-- START OF RECORDS FOR THE TASK --
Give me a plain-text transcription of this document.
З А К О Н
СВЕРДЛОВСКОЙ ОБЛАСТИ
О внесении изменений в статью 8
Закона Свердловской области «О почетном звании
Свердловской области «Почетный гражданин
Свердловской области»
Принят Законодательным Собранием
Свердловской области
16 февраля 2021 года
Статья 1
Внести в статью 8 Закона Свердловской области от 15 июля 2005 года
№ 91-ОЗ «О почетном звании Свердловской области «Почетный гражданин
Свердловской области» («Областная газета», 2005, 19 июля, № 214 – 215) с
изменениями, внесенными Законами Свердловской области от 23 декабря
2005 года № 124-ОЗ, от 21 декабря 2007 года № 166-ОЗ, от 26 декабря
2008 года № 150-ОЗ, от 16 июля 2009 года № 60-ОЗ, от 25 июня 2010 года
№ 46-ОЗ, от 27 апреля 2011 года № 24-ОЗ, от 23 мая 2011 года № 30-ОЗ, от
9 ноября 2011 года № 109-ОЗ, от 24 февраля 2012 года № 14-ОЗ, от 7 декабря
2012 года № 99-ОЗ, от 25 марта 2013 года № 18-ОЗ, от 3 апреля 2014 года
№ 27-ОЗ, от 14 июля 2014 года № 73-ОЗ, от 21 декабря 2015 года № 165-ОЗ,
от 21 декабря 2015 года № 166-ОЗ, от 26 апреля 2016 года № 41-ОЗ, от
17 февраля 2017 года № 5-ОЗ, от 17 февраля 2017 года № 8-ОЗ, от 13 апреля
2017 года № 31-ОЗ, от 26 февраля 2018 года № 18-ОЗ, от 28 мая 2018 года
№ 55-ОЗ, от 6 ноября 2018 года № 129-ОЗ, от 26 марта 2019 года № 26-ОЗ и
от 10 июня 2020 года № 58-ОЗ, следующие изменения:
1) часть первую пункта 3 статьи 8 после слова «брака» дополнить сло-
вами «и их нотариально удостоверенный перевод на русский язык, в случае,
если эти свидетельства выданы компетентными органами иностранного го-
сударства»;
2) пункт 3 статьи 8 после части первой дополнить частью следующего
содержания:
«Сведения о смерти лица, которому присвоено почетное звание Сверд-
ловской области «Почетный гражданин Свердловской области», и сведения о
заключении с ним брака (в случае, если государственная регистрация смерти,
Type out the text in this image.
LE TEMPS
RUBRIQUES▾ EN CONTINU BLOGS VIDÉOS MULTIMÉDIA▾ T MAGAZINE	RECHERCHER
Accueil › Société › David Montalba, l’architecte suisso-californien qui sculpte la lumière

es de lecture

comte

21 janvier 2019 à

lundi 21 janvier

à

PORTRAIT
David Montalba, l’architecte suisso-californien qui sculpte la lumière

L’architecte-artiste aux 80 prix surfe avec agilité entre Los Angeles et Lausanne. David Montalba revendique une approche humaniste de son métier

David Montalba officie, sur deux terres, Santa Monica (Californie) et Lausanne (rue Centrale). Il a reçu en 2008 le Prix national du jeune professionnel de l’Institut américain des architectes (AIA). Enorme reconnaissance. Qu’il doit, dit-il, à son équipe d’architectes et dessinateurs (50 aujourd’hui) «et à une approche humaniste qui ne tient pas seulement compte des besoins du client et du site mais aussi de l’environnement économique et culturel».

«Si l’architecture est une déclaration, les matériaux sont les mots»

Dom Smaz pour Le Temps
-- END OF RECORDS FOR THE TASK --
- **REQUIREMENTS**: Repeat all of the entries exactly.

- **FINISHED ANSWER**:
Give me a plain-text transcription of this document.
З А К О Н
СВЕРДЛОВСКОЙ ОБЛАСТИ
О внесении изменений в статью 8
Закона Свердловской области «О почетном звании
Свердловской области «Почетный гражданин
Свердловской области»
Принят Законодательным Собранием
Свердловской области
16 февраля 2021 года
Статья 1
Внести в статью 8 Закона Свердловской области от 15 июля 2005 года
№ 91-ОЗ «О почетном звании Свердловской области «Почетный гражданин
Свердловской области» («Областная газета», 2005, 19 июля, № 214 – 215) с
изменениями, внесенными Законами Свердловской области от 23 декабря
2005 года № 124-ОЗ, от 21 декабря 2007 года № 166-ОЗ, от 26 декабря
2008 года № 150-ОЗ, от 16 июля 2009 года № 60-ОЗ, от 25 июня 2010 года
№ 46-ОЗ, от 27 апреля 2011 года № 24-ОЗ, от 23 мая 2011 года № 30-ОЗ, от
9 ноября 2011 года № 109-ОЗ, от 24 февраля 2012 года № 14-ОЗ, от 7 декабря
2012 года № 99-ОЗ, от 25 марта 2013 года № 18-ОЗ, от 3 апреля 2014 года
№ 27-ОЗ, от 14 июля 2014 года № 73-ОЗ, от 21 декабря 2015 года № 165-ОЗ,
от 21 декабря 2015 года № 166-ОЗ, от 26 апреля 2016 года № 41-ОЗ, от
17 февраля 2017 года № 5-ОЗ, от 17 февраля 2017 года № 8-ОЗ, от 13 апреля
2017 года № 31-ОЗ, от 26 февраля 2018 года № 18-ОЗ, от 28 мая 2018 года
№ 55-ОЗ, от 6 ноября 2018 года № 129-ОЗ, от 26 марта 2019 года № 26-ОЗ и
от 10 июня 2020 года № 58-ОЗ, следующие изменения:
1) часть первую пункта 3 статьи 8 после слова «брака» дополнить сло-
вами «и их нотариально удостоверенный перевод на русский язык, в случае,
если эти свидетельства выданы компетентными органами иностранного го-
сударства»;
2) пункт 3 статьи 8 после части первой дополнить частью следующего
содержания:
«Сведения о смерти лица, которому присвоено почетное звание Сверд-
ловской области «Почетный гражданин Свердловской области», и сведения о
заключении с ним брака (в случае, если государственная регистрация смерти,
Type out the text in this image.
LE TEMPS
RUBRIQUES▾ EN CONTINU BLOGS VIDÉOS MULTIMÉDIA▾ T MAGAZINE	RECHERCHER
Accueil › Société › David Montalba, l’architecte suisso-californien qui sculpte la lumière

es de lecture

comte

21 janvier 2019 à

lundi 21 janvier

à

PORTRAIT
David Montalba, l’architecte suisso-californien qui sculpte la lumière

L’architecte-artiste aux 80 prix surfe avec agilité entre Los Angeles et Lausanne. David Montalba revendique une approche humaniste de son métier

David Montalba officie, sur deux terres, Santa Monica (Californie) et Lausanne (rue Centrale). Il a reçu en 2008 le Prix national du jeune professionnel de l’Institut américain des architectes (AIA). Enorme reconnaissance. Qu’il doit, dit-il, à son équipe d’architectes et dessinateurs (50 aujourd’hui) «et à une approche humaniste qui ne tient pas seulement compte des besoins du client et du site mais aussi de l’environnement économique et culturel».

«Si l’architecture est une déclaration, les matériaux sont les mots»

Dom Smaz pour Le Temps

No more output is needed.